## The problem
Could every line of the data be printed exactly as it reads?

## Items
☆ ☆ ☆ ☆

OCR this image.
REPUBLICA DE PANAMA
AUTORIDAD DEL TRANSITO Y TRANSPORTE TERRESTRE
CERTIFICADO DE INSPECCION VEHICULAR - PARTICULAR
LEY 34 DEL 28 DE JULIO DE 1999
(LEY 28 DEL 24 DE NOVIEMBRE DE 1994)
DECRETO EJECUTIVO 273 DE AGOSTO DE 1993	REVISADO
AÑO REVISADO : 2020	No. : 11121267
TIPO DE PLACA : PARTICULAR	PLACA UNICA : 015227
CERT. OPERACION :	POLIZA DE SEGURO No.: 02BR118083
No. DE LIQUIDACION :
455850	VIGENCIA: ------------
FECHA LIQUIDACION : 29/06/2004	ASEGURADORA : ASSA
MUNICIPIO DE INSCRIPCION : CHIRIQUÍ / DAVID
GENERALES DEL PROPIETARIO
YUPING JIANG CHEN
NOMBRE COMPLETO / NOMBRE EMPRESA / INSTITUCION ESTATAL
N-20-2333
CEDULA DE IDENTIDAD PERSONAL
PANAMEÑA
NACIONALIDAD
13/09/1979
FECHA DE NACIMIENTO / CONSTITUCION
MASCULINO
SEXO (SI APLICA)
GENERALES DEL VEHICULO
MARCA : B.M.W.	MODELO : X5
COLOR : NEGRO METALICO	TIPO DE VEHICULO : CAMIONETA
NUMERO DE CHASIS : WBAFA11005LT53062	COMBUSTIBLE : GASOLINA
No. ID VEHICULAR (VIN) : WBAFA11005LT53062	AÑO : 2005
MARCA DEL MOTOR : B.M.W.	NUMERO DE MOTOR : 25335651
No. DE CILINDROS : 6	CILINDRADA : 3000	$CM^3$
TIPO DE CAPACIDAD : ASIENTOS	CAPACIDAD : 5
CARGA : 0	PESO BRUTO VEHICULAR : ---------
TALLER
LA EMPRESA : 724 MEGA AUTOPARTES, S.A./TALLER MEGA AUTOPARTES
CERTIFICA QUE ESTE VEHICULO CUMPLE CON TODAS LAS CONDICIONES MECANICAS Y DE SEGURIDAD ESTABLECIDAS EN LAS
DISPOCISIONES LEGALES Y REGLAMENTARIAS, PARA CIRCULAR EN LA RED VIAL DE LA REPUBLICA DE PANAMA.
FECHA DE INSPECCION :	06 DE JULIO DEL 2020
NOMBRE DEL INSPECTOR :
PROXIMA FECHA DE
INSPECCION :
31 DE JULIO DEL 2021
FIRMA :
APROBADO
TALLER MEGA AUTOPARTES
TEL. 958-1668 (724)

☆ ☆ ☆ ☆

## Exercise output
OCR this image.
REPUBLICA DE PANAMA
AUTORIDAD DEL TRANSITO Y TRANSPORTE TERRESTRE
CERTIFICADO DE INSPECCION VEHICULAR - PARTICULAR
LEY 34 DEL 28 DE JULIO DE 1999
(LEY 28 DEL 24 DE NOVIEMBRE DE 1994)
DECRETO EJECUTIVO 273 DE AGOSTO DE 1993	REVISADO
AÑO REVISADO : 2020	No. : 11121267
TIPO DE PLACA : PARTICULAR	PLACA UNICA : 015227
CERT. OPERACION :	POLIZA DE SEGURO No.: 02BR118083
No. DE LIQUIDACION :
455850	VIGENCIA: ------------
FECHA LIQUIDACION : 29/06/2004	ASEGURADORA : ASSA
MUNICIPIO DE INSCRIPCION : CHIRIQUÍ / DAVID
GENERALES DEL PROPIETARIO
YUPING JIANG CHEN
NOMBRE COMPLETO / NOMBRE EMPRESA / INSTITUCION ESTATAL
N-20-2333
CEDULA DE IDENTIDAD PERSONAL
PANAMEÑA
NACIONALIDAD
13/09/1979
FECHA DE NACIMIENTO / CONSTITUCION
MASCULINO
SEXO (SI APLICA)
GENERALES DEL VEHICULO
MARCA : B.M.W.	MODELO : X5
COLOR : NEGRO METALICO	TIPO DE VEHICULO : CAMIONETA
NUMERO DE CHASIS : WBAFA11005LT53062	COMBUSTIBLE : GASOLINA
No. ID VEHICULAR (VIN) : WBAFA11005LT53062	AÑO : 2005
MARCA DEL MOTOR : B.M.W.	NUMERO DE MOTOR : 25335651
No. DE CILINDROS : 6	CILINDRADA : 3000	$CM^3$
TIPO DE CAPACIDAD : ASIENTOS	CAPACIDAD : 5
CARGA : 0	PESO BRUTO VEHICULAR : ---------
TALLER
LA EMPRESA : 724 MEGA AUTOPARTES, S.A./TALLER MEGA AUTOPARTES
CERTIFICA QUE ESTE VEHICULO CUMPLE CON TODAS LAS CONDICIONES MECANICAS Y DE SEGURIDAD ESTABLECIDAS EN LAS
DISPOCISIONES LEGALES Y REGLAMENTARIAS, PARA CIRCULAR EN LA RED VIAL DE LA REPUBLICA DE PANAMA.
FECHA DE INSPECCION :	06 DE JULIO DEL 2020
NOMBRE DEL INSPECTOR :
PROXIMA FECHA DE
INSPECCION :
31 DE JULIO DEL 2021
FIRMA :
APROBADO
TALLER MEGA AUTOPARTES
TEL. 958-1668 (724)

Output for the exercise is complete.